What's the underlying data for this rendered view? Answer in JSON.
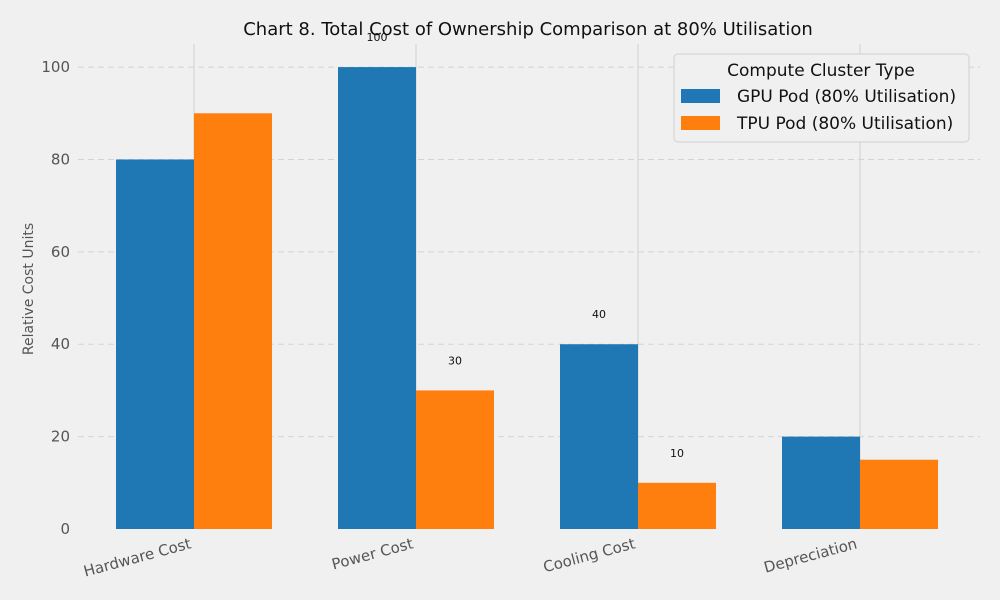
{
  "chart_data": {
    "type": "bar",
    "title": "Chart 8. Total Cost of Ownership Comparison at 80% Utilisation",
    "xlabel": "",
    "ylabel": "Relative Cost Units",
    "categories": [
      "Hardware Cost",
      "Power Cost",
      "Cooling Cost",
      "Depreciation"
    ],
    "series": [
      {
        "name": "GPU Pod (80% Utilisation)",
        "values": [
          80,
          100,
          40,
          20
        ],
        "color": "#1f77b4"
      },
      {
        "name": "TPU Pod (80% Utilisation)",
        "values": [
          90,
          30,
          10,
          15
        ],
        "color": "#ff7f0e"
      }
    ],
    "data_labels": [
      {
        "series": 0,
        "category": 1,
        "text": "100"
      },
      {
        "series": 1,
        "category": 1,
        "text": "30"
      },
      {
        "series": 0,
        "category": 2,
        "text": "40"
      },
      {
        "series": 1,
        "category": 2,
        "text": "10"
      }
    ],
    "ylim": [
      0,
      105
    ],
    "yticks": [
      0,
      20,
      40,
      60,
      80,
      100
    ],
    "grid": true,
    "legend": {
      "title": "Compute Cluster Type",
      "placement": "top-right"
    }
  }
}
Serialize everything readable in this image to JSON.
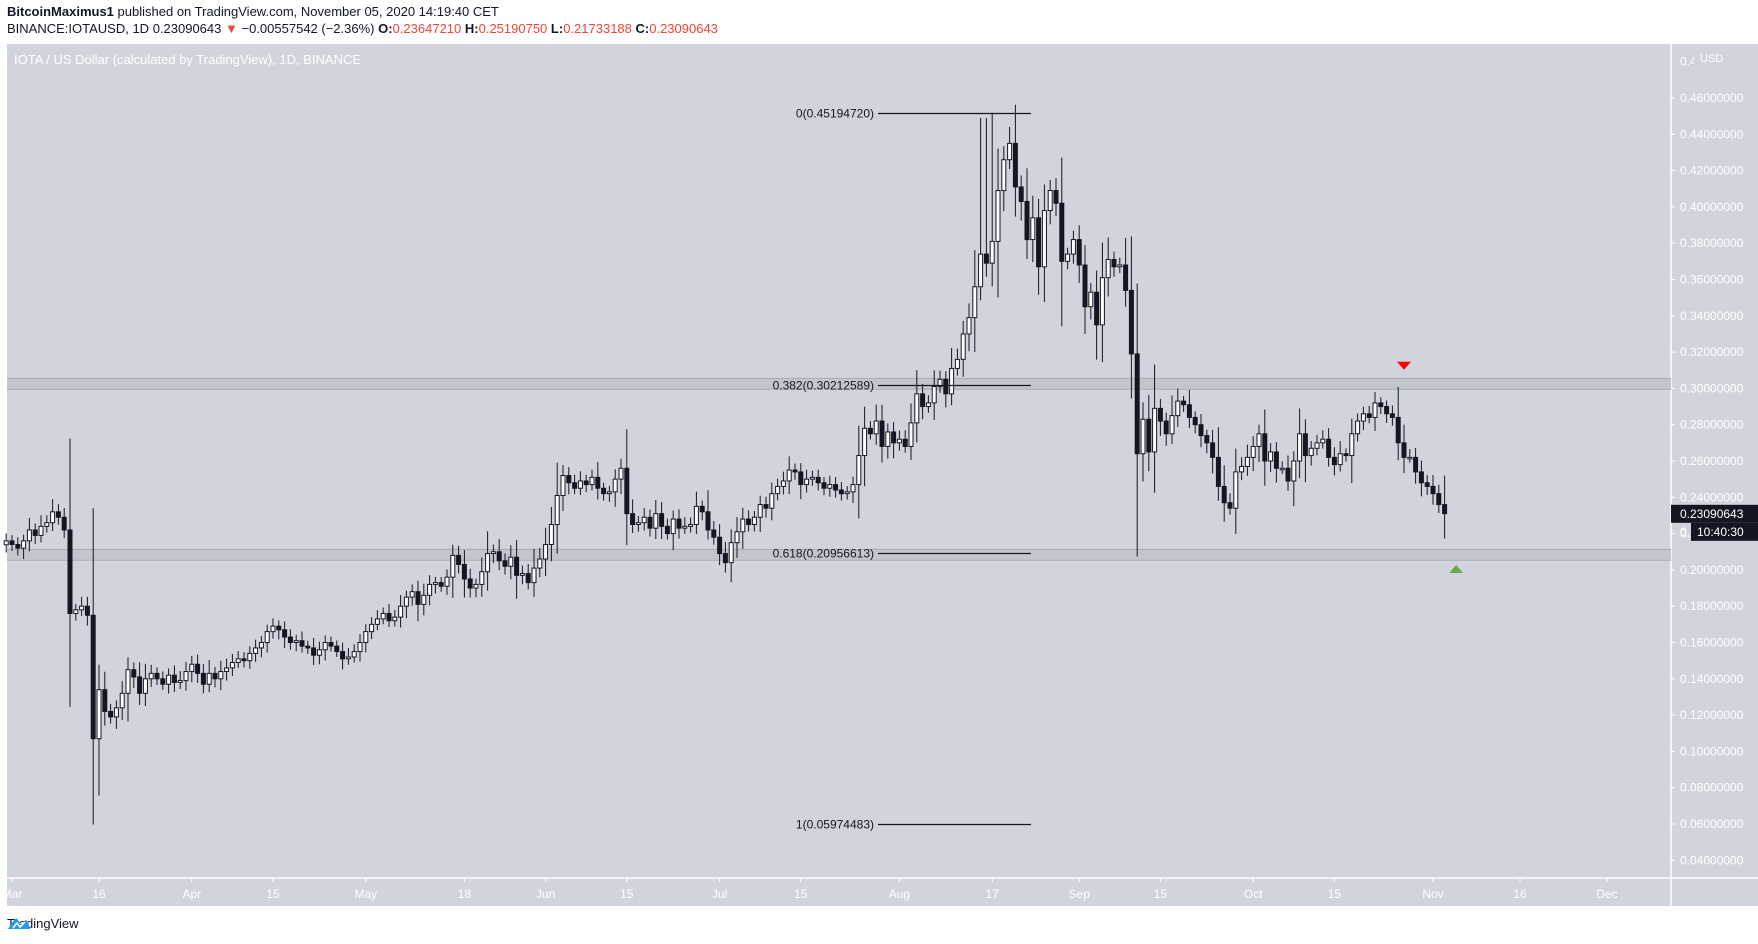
{
  "header": {
    "author": "BitcoinMaximus1",
    "published_text": "published on TradingView.com, November 05, 2020 14:19:40 CET",
    "symbol": "BINANCE:IOTAUSD, 1D",
    "last_price": "0.23090643",
    "change_arrow": "▼",
    "change": "−0.00557542 (−2.36%)",
    "o_label": "O:",
    "o_value": "0.23647210",
    "h_label": "H:",
    "h_value": "0.25190750",
    "l_label": "L:",
    "l_value": "0.21733188",
    "c_label": "C:",
    "c_value": "0.23090643"
  },
  "chart_title": "IOTA / US Dollar (calculated by TradingView), 1D, BINANCE",
  "currency_label": "USD",
  "price_badge": "0.23090643",
  "countdown_badge": "10:40:30",
  "footer": {
    "brand": "TradingView"
  },
  "colors": {
    "background": "#d1d4dc",
    "candle_up_fill": "#ffffff",
    "candle_down_fill": "#131722",
    "candle_outline": "#131722",
    "zone_fill": "#c3c6ce",
    "zone_border": "#a9acb3",
    "axis_text": "#ffffff",
    "arrow_down": "#ff0000",
    "arrow_up": "#6aa84f",
    "badge_bg": "#131722",
    "tv_blue": "#2196f3"
  },
  "chart_data": {
    "type": "candlestick",
    "title": "IOTA / US Dollar (calculated by TradingView), 1D, BINANCE",
    "xlabel": "",
    "ylabel": "USD",
    "ylim": [
      0.03,
      0.475
    ],
    "grid": false,
    "x_ticks": [
      {
        "label": "Mar",
        "day": 0
      },
      {
        "label": "16",
        "day": 15
      },
      {
        "label": "Apr",
        "day": 31
      },
      {
        "label": "15",
        "day": 45
      },
      {
        "label": "May",
        "day": 61
      },
      {
        "label": "18",
        "day": 78
      },
      {
        "label": "Jun",
        "day": 92
      },
      {
        "label": "15",
        "day": 106
      },
      {
        "label": "Jul",
        "day": 122
      },
      {
        "label": "15",
        "day": 136
      },
      {
        "label": "Aug",
        "day": 153
      },
      {
        "label": "17",
        "day": 169
      },
      {
        "label": "Sep",
        "day": 184
      },
      {
        "label": "15",
        "day": 198
      },
      {
        "label": "Oct",
        "day": 214
      },
      {
        "label": "15",
        "day": 228
      },
      {
        "label": "Nov",
        "day": 245
      },
      {
        "label": "16",
        "day": 260
      },
      {
        "label": "Dec",
        "day": 275
      }
    ],
    "y_ticks": [
      "0.46000000",
      "0.44000000",
      "0.42000000",
      "0.40000000",
      "0.38000000",
      "0.36000000",
      "0.34000000",
      "0.32000000",
      "0.30000000",
      "0.28000000",
      "0.26000000",
      "0.24000000",
      "0.22000000",
      "0.20000000",
      "0.18000000",
      "0.16000000",
      "0.14000000",
      "0.12000000",
      "0.10000000",
      "0.08000000",
      "0.06000000",
      "0.04000000"
    ],
    "fib_levels": [
      {
        "label": "0(0.45194720)",
        "value": 0.4519472
      },
      {
        "label": "0.382(0.30212589)",
        "value": 0.30212589
      },
      {
        "label": "0.618(0.20956613)",
        "value": 0.20956613
      },
      {
        "label": "1(0.05974483)",
        "value": 0.05974483
      }
    ],
    "zones": [
      {
        "name": "resistance",
        "from": 0.2995,
        "to": 0.3055
      },
      {
        "name": "support",
        "from": 0.2053,
        "to": 0.2113
      }
    ],
    "markers": [
      {
        "type": "arrow-down",
        "day": 240,
        "value": 0.3125,
        "color": "#ff0000"
      },
      {
        "type": "arrow-up",
        "day": 249,
        "value": 0.2005,
        "color": "#6aa84f"
      }
    ],
    "first_day": "2020-02-29",
    "closes": [
      0.216,
      0.214,
      0.212,
      0.216,
      0.222,
      0.219,
      0.224,
      0.226,
      0.232,
      0.229,
      0.222,
      0.176,
      0.178,
      0.18,
      0.175,
      0.107,
      0.134,
      0.122,
      0.119,
      0.124,
      0.132,
      0.145,
      0.141,
      0.132,
      0.14,
      0.143,
      0.14,
      0.137,
      0.142,
      0.138,
      0.139,
      0.144,
      0.148,
      0.143,
      0.137,
      0.143,
      0.14,
      0.144,
      0.146,
      0.149,
      0.151,
      0.15,
      0.154,
      0.157,
      0.16,
      0.166,
      0.169,
      0.167,
      0.163,
      0.16,
      0.161,
      0.158,
      0.157,
      0.153,
      0.156,
      0.16,
      0.158,
      0.155,
      0.151,
      0.152,
      0.155,
      0.16,
      0.166,
      0.17,
      0.173,
      0.176,
      0.172,
      0.174,
      0.18,
      0.185,
      0.188,
      0.181,
      0.186,
      0.192,
      0.193,
      0.191,
      0.196,
      0.208,
      0.203,
      0.195,
      0.19,
      0.192,
      0.199,
      0.209,
      0.21,
      0.205,
      0.202,
      0.207,
      0.197,
      0.198,
      0.193,
      0.201,
      0.206,
      0.214,
      0.225,
      0.241,
      0.252,
      0.248,
      0.245,
      0.249,
      0.247,
      0.251,
      0.245,
      0.242,
      0.243,
      0.25,
      0.256,
      0.231,
      0.225,
      0.226,
      0.229,
      0.223,
      0.231,
      0.224,
      0.22,
      0.228,
      0.223,
      0.224,
      0.225,
      0.235,
      0.232,
      0.222,
      0.218,
      0.209,
      0.204,
      0.215,
      0.221,
      0.228,
      0.225,
      0.229,
      0.236,
      0.234,
      0.242,
      0.246,
      0.249,
      0.255,
      0.254,
      0.247,
      0.25,
      0.251,
      0.248,
      0.245,
      0.247,
      0.244,
      0.242,
      0.243,
      0.247,
      0.263,
      0.278,
      0.275,
      0.282,
      0.268,
      0.276,
      0.27,
      0.272,
      0.268,
      0.281,
      0.297,
      0.29,
      0.292,
      0.301,
      0.305,
      0.297,
      0.311,
      0.316,
      0.33,
      0.339,
      0.356,
      0.374,
      0.369,
      0.381,
      0.409,
      0.426,
      0.435,
      0.411,
      0.403,
      0.382,
      0.394,
      0.367,
      0.398,
      0.409,
      0.402,
      0.37,
      0.374,
      0.382,
      0.368,
      0.345,
      0.353,
      0.335,
      0.361,
      0.371,
      0.367,
      0.368,
      0.354,
      0.319,
      0.264,
      0.283,
      0.265,
      0.289,
      0.282,
      0.275,
      0.285,
      0.293,
      0.291,
      0.284,
      0.28,
      0.274,
      0.27,
      0.262,
      0.246,
      0.237,
      0.234,
      0.254,
      0.257,
      0.262,
      0.268,
      0.275,
      0.26,
      0.265,
      0.256,
      0.256,
      0.249,
      0.26,
      0.275,
      0.263,
      0.267,
      0.27,
      0.272,
      0.262,
      0.258,
      0.264,
      0.263,
      0.275,
      0.282,
      0.286,
      0.284,
      0.292,
      0.29,
      0.286,
      0.284,
      0.27,
      0.262,
      0.262,
      0.254,
      0.248,
      0.246,
      0.242,
      0.236,
      0.231
    ]
  }
}
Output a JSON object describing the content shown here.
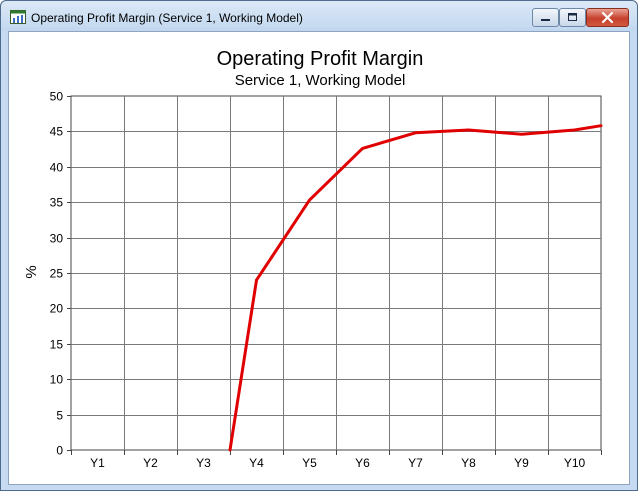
{
  "window": {
    "title": "Operating Profit Margin (Service 1, Working Model)",
    "icon": "chart-app-icon",
    "controls": [
      "minimize-icon",
      "maximize-icon",
      "close-icon"
    ]
  },
  "chart_data": {
    "type": "line",
    "title": "Operating Profit Margin",
    "subtitle": "Service 1, Working Model",
    "xlabel": "",
    "ylabel": "%",
    "categories": [
      "Y1",
      "Y2",
      "Y3",
      "Y4",
      "Y5",
      "Y6",
      "Y7",
      "Y8",
      "Y9",
      "Y10"
    ],
    "series": [
      {
        "color": "#e00000",
        "x": [
          3.5,
          4,
          5,
          6,
          7,
          8,
          9,
          10,
          10.5
        ],
        "values": [
          0,
          24,
          35.3,
          42.6,
          44.8,
          45.2,
          44.6,
          45.2,
          45.8
        ]
      }
    ],
    "ylim": [
      0,
      50
    ],
    "yticks": [
      0,
      5,
      10,
      15,
      20,
      25,
      30,
      35,
      40,
      45,
      50
    ],
    "xlim": [
      0.5,
      10.5
    ],
    "grid": true,
    "legend": "none"
  }
}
====
-- Description of the task --
Take the line containing "Output a JSON" through the last line of the material and retype exactly those lines, both ends included, with no pictures.

-- Written solution --
Output a JSON object describing the content shown here.
{
  "window": {
    "title": "Operating Profit Margin (Service 1, Working Model)",
    "icon": "chart-app-icon",
    "controls": [
      "minimize-icon",
      "maximize-icon",
      "close-icon"
    ]
  },
  "chart_data": {
    "type": "line",
    "title": "Operating Profit Margin",
    "subtitle": "Service 1, Working Model",
    "xlabel": "",
    "ylabel": "%",
    "categories": [
      "Y1",
      "Y2",
      "Y3",
      "Y4",
      "Y5",
      "Y6",
      "Y7",
      "Y8",
      "Y9",
      "Y10"
    ],
    "series": [
      {
        "color": "#e00000",
        "x": [
          3.5,
          4,
          5,
          6,
          7,
          8,
          9,
          10,
          10.5
        ],
        "values": [
          0,
          24,
          35.3,
          42.6,
          44.8,
          45.2,
          44.6,
          45.2,
          45.8
        ]
      }
    ],
    "ylim": [
      0,
      50
    ],
    "yticks": [
      0,
      5,
      10,
      15,
      20,
      25,
      30,
      35,
      40,
      45,
      50
    ],
    "xlim": [
      0.5,
      10.5
    ],
    "grid": true,
    "legend": "none"
  }
}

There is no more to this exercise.